_Exercise objective:_ Rewrite the stretch of the listing from its start through the line containing "table-row: 20–24 14,463k", replacing every "cohort-cell" with "group-cell" and leaving everything else unchanged.

_Listing:_
* * * * *
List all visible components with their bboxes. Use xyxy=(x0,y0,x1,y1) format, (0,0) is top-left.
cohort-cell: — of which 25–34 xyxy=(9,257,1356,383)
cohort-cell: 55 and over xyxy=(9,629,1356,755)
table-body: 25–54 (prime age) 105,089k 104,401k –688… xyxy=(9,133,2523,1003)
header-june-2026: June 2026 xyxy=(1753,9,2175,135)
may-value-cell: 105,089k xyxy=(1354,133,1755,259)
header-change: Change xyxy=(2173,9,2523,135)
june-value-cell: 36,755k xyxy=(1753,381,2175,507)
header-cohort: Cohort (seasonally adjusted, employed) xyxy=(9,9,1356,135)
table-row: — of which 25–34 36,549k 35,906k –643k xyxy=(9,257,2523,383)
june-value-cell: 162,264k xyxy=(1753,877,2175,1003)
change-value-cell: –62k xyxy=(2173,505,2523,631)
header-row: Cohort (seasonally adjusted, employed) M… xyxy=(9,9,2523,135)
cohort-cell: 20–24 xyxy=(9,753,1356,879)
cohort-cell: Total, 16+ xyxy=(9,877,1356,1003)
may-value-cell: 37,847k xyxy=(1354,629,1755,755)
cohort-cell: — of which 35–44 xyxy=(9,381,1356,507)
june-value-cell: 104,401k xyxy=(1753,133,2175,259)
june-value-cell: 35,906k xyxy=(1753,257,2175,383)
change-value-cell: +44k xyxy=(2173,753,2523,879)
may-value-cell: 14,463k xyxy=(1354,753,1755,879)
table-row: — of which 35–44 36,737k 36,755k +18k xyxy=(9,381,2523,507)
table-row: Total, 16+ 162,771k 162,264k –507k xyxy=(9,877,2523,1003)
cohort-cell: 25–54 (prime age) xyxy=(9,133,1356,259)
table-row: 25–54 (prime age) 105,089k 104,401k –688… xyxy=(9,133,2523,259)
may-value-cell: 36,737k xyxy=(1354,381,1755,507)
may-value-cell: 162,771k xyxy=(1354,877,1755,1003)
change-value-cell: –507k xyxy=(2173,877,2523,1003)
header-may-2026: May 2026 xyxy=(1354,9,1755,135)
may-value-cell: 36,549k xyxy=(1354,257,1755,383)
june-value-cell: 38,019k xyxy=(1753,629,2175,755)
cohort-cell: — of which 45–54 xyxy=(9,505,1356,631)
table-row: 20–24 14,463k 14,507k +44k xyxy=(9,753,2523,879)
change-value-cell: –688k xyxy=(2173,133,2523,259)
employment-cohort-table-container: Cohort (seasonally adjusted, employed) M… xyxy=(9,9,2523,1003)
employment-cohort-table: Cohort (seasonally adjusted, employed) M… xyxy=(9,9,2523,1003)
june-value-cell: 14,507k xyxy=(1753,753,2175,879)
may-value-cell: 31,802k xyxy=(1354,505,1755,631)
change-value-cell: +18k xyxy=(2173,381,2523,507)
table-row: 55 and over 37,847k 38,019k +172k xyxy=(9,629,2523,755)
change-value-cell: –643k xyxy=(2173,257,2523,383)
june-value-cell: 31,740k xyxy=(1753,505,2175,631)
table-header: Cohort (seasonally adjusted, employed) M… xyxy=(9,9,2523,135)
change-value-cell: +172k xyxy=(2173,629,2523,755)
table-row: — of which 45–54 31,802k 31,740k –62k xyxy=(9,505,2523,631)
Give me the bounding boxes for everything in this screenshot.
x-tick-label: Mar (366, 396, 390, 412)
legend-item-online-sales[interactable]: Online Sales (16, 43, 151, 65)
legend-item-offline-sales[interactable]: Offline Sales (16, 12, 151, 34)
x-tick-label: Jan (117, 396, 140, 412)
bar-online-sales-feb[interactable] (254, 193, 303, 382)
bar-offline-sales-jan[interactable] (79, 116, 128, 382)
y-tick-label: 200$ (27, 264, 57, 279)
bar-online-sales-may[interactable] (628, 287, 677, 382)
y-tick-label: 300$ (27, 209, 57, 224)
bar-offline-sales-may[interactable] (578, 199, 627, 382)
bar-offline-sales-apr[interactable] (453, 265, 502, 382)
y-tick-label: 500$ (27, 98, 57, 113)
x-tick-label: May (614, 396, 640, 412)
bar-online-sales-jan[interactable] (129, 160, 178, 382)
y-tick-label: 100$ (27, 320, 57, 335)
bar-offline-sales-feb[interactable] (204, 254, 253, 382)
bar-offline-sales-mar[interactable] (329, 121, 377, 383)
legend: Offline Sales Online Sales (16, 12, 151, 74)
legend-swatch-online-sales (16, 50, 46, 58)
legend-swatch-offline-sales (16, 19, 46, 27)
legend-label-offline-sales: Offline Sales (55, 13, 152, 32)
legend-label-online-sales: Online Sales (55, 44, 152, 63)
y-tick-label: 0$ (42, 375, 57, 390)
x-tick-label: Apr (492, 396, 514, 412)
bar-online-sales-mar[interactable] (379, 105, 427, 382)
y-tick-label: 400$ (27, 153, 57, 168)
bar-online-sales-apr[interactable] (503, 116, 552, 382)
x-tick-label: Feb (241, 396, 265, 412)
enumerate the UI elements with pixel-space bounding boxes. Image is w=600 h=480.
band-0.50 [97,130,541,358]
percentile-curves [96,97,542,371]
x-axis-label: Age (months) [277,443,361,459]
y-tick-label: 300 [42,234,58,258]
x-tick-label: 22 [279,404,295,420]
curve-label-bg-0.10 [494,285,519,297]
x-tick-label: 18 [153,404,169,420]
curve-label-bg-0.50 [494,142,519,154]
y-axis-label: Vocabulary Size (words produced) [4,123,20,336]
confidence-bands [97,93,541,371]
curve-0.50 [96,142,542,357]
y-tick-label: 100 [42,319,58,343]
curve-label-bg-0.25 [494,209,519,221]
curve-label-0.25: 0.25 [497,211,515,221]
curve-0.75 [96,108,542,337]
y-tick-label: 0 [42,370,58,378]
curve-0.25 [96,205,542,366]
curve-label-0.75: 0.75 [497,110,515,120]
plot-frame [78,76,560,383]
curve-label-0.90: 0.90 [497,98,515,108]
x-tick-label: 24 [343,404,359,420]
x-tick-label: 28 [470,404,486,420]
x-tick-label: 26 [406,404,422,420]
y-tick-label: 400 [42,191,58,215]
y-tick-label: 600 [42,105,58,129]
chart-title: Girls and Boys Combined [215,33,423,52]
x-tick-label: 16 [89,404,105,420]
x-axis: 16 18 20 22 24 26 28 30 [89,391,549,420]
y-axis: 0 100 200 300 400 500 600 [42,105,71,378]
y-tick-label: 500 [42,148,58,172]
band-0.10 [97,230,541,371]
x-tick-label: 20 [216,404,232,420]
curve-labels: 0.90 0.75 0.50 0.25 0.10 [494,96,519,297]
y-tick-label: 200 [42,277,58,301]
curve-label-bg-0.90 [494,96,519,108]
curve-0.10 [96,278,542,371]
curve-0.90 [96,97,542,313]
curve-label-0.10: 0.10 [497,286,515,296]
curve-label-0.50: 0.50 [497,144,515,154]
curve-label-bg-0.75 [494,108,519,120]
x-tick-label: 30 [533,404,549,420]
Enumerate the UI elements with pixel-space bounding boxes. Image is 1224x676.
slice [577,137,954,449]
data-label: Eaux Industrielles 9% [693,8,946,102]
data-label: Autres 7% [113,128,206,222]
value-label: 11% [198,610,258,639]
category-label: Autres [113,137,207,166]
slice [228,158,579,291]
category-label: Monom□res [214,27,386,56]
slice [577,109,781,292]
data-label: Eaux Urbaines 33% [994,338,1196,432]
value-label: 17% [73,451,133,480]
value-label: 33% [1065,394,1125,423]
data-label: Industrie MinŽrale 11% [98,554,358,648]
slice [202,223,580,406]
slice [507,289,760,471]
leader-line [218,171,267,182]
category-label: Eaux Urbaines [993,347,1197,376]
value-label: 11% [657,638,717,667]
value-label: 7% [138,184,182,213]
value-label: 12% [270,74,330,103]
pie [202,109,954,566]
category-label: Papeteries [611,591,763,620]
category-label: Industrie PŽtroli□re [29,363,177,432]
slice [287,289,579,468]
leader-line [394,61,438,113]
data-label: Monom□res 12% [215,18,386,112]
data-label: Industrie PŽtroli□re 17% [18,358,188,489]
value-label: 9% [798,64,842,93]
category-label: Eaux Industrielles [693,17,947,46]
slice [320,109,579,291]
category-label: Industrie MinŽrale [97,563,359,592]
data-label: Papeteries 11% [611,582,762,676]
* * * * *
_Output for this exercise:_
List all visible components with their bboxes. Use xyxy=(x0,y0,x1,y1) format, (0,0) is top-left.
group-cell: — of which 25–34 xyxy=(9,257,1356,383)
group-cell: 55 and over xyxy=(9,629,1356,755)
table-body: 25–54 (prime age) 105,089k 104,401k –688… xyxy=(9,133,2523,1003)
header-june-2026: June 2026 xyxy=(1753,9,2175,135)
may-value-cell: 105,089k xyxy=(1354,133,1755,259)
header-change: Change xyxy=(2173,9,2523,135)
june-value-cell: 36,755k xyxy=(1753,381,2175,507)
header-cohort: Cohort (seasonally adjusted, employed) xyxy=(9,9,1356,135)
table-row: — of which 25–34 36,549k 35,906k –643k xyxy=(9,257,2523,383)
june-value-cell: 162,264k xyxy=(1753,877,2175,1003)
change-value-cell: –62k xyxy=(2173,505,2523,631)
header-row: Cohort (seasonally adjusted, employed) M… xyxy=(9,9,2523,135)
group-cell: 20–24 xyxy=(9,753,1356,879)
group-cell: Total, 16+ xyxy=(9,877,1356,1003)
may-value-cell: 37,847k xyxy=(1354,629,1755,755)
group-cell: — of which 35–44 xyxy=(9,381,1356,507)
june-value-cell: 104,401k xyxy=(1753,133,2175,259)
june-value-cell: 35,906k xyxy=(1753,257,2175,383)
change-value-cell: +44k xyxy=(2173,753,2523,879)
may-value-cell: 14,463k xyxy=(1354,753,1755,879)
table-row: — of which 35–44 36,737k 36,755k +18k xyxy=(9,381,2523,507)
table-row: Total, 16+ 162,771k 162,264k –507k xyxy=(9,877,2523,1003)
group-cell: 25–54 (prime age) xyxy=(9,133,1356,259)
table-row: 25–54 (prime age) 105,089k 104,401k –688… xyxy=(9,133,2523,259)
may-value-cell: 36,737k xyxy=(1354,381,1755,507)
may-value-cell: 162,771k xyxy=(1354,877,1755,1003)
change-value-cell: –507k xyxy=(2173,877,2523,1003)
header-may-2026: May 2026 xyxy=(1354,9,1755,135)
may-value-cell: 36,549k xyxy=(1354,257,1755,383)
june-value-cell: 38,019k xyxy=(1753,629,2175,755)
group-cell: — of which 45–54 xyxy=(9,505,1356,631)
table-row: 20–24 14,463k 14,507k +44k xyxy=(9,753,2523,879)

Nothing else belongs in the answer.